>> begin Available records

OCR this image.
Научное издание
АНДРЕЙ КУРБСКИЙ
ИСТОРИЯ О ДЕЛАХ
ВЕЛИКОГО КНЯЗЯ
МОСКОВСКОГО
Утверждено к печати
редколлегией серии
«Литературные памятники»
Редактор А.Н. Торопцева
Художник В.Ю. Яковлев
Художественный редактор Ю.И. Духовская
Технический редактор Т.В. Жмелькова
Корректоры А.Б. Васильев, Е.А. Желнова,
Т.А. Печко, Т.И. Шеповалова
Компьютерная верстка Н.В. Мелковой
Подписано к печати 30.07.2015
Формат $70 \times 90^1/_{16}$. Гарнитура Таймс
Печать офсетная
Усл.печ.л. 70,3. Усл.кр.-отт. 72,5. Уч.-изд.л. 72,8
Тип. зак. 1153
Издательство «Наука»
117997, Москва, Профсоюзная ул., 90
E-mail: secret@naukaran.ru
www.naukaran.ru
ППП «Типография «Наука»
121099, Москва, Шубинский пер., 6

>> end Available records

▶ [What you have to do]: Among the records above, find each line holding the string "печати" and pull it out.

▶ [Solution below]:
Утверждено к печати
Подписано к печати 30.07.2015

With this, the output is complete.